*TO BE DONE*: Identify the lines that contain the string "Marabitanas" and report only how many there are.

Data records:

════════

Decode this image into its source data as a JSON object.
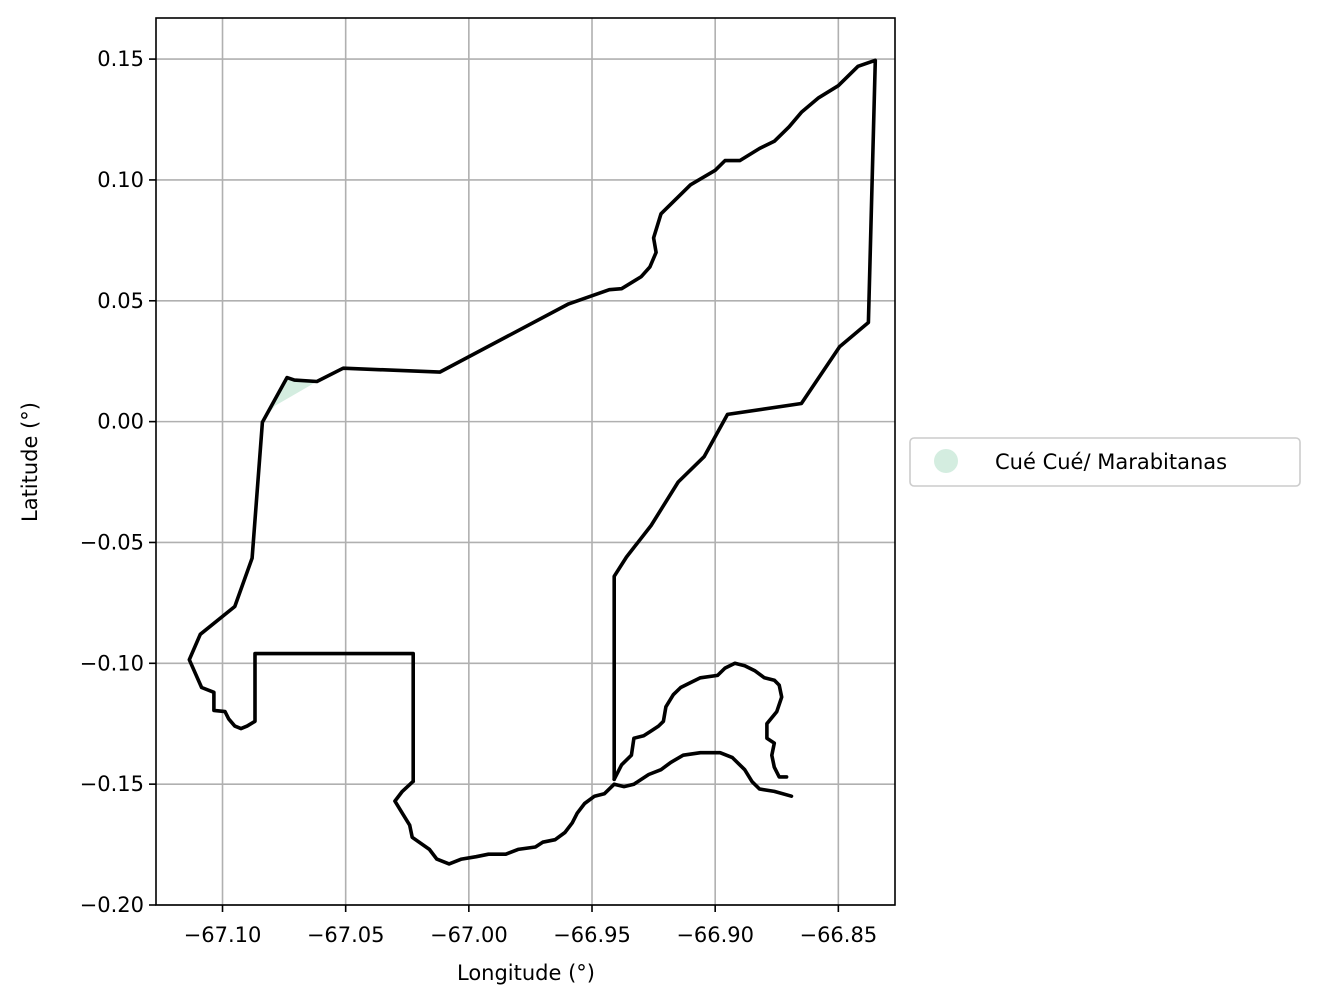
{
  "chart_data": {
    "type": "map",
    "xlabel": "Longitude (°)",
    "ylabel": "Latitude (°)",
    "xlim": [
      -67.127,
      -66.827
    ],
    "ylim": [
      -0.2,
      0.167
    ],
    "grid": true,
    "x_ticks": [
      {
        "value": -67.1,
        "label": "−67.10"
      },
      {
        "value": -67.05,
        "label": "−67.05"
      },
      {
        "value": -67.0,
        "label": "−67.00"
      },
      {
        "value": -66.95,
        "label": "−66.95"
      },
      {
        "value": -66.9,
        "label": "−66.90"
      },
      {
        "value": -66.85,
        "label": "−66.85"
      }
    ],
    "y_ticks": [
      {
        "value": 0.15,
        "label": "0.15"
      },
      {
        "value": 0.1,
        "label": "0.10"
      },
      {
        "value": 0.05,
        "label": "0.05"
      },
      {
        "value": 0.0,
        "label": "0.00"
      },
      {
        "value": -0.05,
        "label": "−0.05"
      },
      {
        "value": -0.1,
        "label": "−0.10"
      },
      {
        "value": -0.15,
        "label": "−0.15"
      },
      {
        "value": -0.2,
        "label": "−0.20"
      }
    ],
    "legend": {
      "placement": "center-right-outside",
      "entries": [
        {
          "label": "Cué Cué/ Marabitanas",
          "color": "#d4ede0",
          "marker": "circle"
        }
      ]
    },
    "fill_color": "#d4ede0",
    "boundary_color": "#000000",
    "series": [
      {
        "label": "Cué Cué/ Marabitanas",
        "kind": "fill",
        "points": [
          [
            -67.0838,
            -0.0003
          ],
          [
            -67.0787,
            0.0066
          ],
          [
            -67.0671,
            0.0134
          ],
          [
            -67.0617,
            0.0166
          ],
          [
            -67.0663,
            0.0163
          ],
          [
            -67.0738,
            0.0182
          ],
          [
            -67.0838,
            -0.0003
          ]
        ]
      },
      {
        "label": "boundary",
        "kind": "line",
        "points": [
          [
            -67.0226,
            -0.1488
          ],
          [
            -67.0226,
            -0.096
          ],
          [
            -67.0868,
            -0.096
          ],
          [
            -67.0868,
            -0.124
          ],
          [
            -67.09,
            -0.126
          ],
          [
            -67.0925,
            -0.127
          ],
          [
            -67.095,
            -0.126
          ],
          [
            -67.0975,
            -0.123
          ],
          [
            -67.099,
            -0.12
          ],
          [
            -67.1035,
            -0.1195
          ],
          [
            -67.1035,
            -0.112
          ],
          [
            -67.1085,
            -0.11
          ],
          [
            -67.1135,
            -0.0985
          ],
          [
            -67.109,
            -0.088
          ],
          [
            -67.095,
            -0.0765
          ],
          [
            -67.088,
            -0.0565
          ],
          [
            -67.0838,
            -0.0003
          ],
          [
            -67.0738,
            0.0182
          ],
          [
            -67.0708,
            0.0172
          ],
          [
            -67.0617,
            0.0166
          ],
          [
            -67.051,
            0.0221
          ],
          [
            -67.0118,
            0.0205
          ],
          [
            -66.9595,
            0.0487
          ],
          [
            -66.943,
            0.0546
          ],
          [
            -66.938,
            0.055
          ],
          [
            -66.93,
            0.06
          ],
          [
            -66.9265,
            0.064
          ],
          [
            -66.924,
            0.07
          ],
          [
            -66.925,
            0.076
          ],
          [
            -66.922,
            0.086
          ],
          [
            -66.91,
            0.098
          ],
          [
            -66.9,
            0.104
          ],
          [
            -66.896,
            0.108
          ],
          [
            -66.89,
            0.108
          ],
          [
            -66.882,
            0.113
          ],
          [
            -66.876,
            0.116
          ],
          [
            -66.87,
            0.122
          ],
          [
            -66.865,
            0.128
          ],
          [
            -66.858,
            0.134
          ],
          [
            -66.85,
            0.139
          ],
          [
            -66.842,
            0.147
          ],
          [
            -66.835,
            0.1495
          ],
          [
            -66.8378,
            0.041
          ],
          [
            -66.8495,
            0.031
          ],
          [
            -66.865,
            0.0075
          ],
          [
            -66.895,
            0.003
          ],
          [
            -66.9045,
            -0.0145
          ],
          [
            -66.915,
            -0.025
          ],
          [
            -66.926,
            -0.043
          ],
          [
            -66.936,
            -0.056
          ],
          [
            -66.941,
            -0.064
          ],
          [
            -66.941,
            -0.148
          ]
        ]
      },
      {
        "label": "boundary",
        "kind": "line",
        "points": [
          [
            -67.0226,
            -0.1488
          ],
          [
            -67.027,
            -0.153
          ],
          [
            -67.03,
            -0.157
          ],
          [
            -67.027,
            -0.162
          ],
          [
            -67.024,
            -0.167
          ],
          [
            -67.023,
            -0.172
          ],
          [
            -67.016,
            -0.177
          ],
          [
            -67.013,
            -0.181
          ],
          [
            -67.008,
            -0.183
          ],
          [
            -67.003,
            -0.181
          ],
          [
            -66.997,
            -0.18
          ],
          [
            -66.992,
            -0.179
          ],
          [
            -66.985,
            -0.179
          ],
          [
            -66.98,
            -0.177
          ],
          [
            -66.973,
            -0.176
          ],
          [
            -66.97,
            -0.174
          ],
          [
            -66.965,
            -0.173
          ],
          [
            -66.961,
            -0.17
          ],
          [
            -66.958,
            -0.166
          ],
          [
            -66.956,
            -0.162
          ],
          [
            -66.953,
            -0.158
          ],
          [
            -66.949,
            -0.155
          ],
          [
            -66.945,
            -0.154
          ],
          [
            -66.941,
            -0.15
          ],
          [
            -66.937,
            -0.151
          ],
          [
            -66.933,
            -0.15
          ],
          [
            -66.927,
            -0.146
          ],
          [
            -66.922,
            -0.144
          ],
          [
            -66.918,
            -0.141
          ],
          [
            -66.913,
            -0.138
          ],
          [
            -66.906,
            -0.137
          ],
          [
            -66.898,
            -0.137
          ],
          [
            -66.893,
            -0.139
          ],
          [
            -66.888,
            -0.144
          ],
          [
            -66.885,
            -0.149
          ],
          [
            -66.882,
            -0.152
          ],
          [
            -66.876,
            -0.153
          ],
          [
            -66.869,
            -0.155
          ]
        ]
      },
      {
        "label": "boundary",
        "kind": "line",
        "points": [
          [
            -66.941,
            -0.148
          ],
          [
            -66.938,
            -0.142
          ],
          [
            -66.934,
            -0.138
          ],
          [
            -66.933,
            -0.131
          ],
          [
            -66.929,
            -0.13
          ],
          [
            -66.926,
            -0.128
          ],
          [
            -66.923,
            -0.126
          ],
          [
            -66.921,
            -0.124
          ],
          [
            -66.92,
            -0.118
          ],
          [
            -66.917,
            -0.113
          ],
          [
            -66.914,
            -0.11
          ],
          [
            -66.91,
            -0.108
          ],
          [
            -66.906,
            -0.106
          ],
          [
            -66.899,
            -0.105
          ],
          [
            -66.896,
            -0.102
          ],
          [
            -66.892,
            -0.1
          ],
          [
            -66.888,
            -0.101
          ],
          [
            -66.884,
            -0.103
          ],
          [
            -66.88,
            -0.106
          ],
          [
            -66.876,
            -0.107
          ],
          [
            -66.874,
            -0.109
          ],
          [
            -66.873,
            -0.114
          ],
          [
            -66.875,
            -0.12
          ],
          [
            -66.879,
            -0.125
          ],
          [
            -66.879,
            -0.131
          ],
          [
            -66.876,
            -0.133
          ],
          [
            -66.877,
            -0.138
          ],
          [
            -66.876,
            -0.143
          ],
          [
            -66.874,
            -0.147
          ],
          [
            -66.871,
            -0.147
          ]
        ]
      }
    ]
  }
}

════════

*ANSWER BELOW*: 2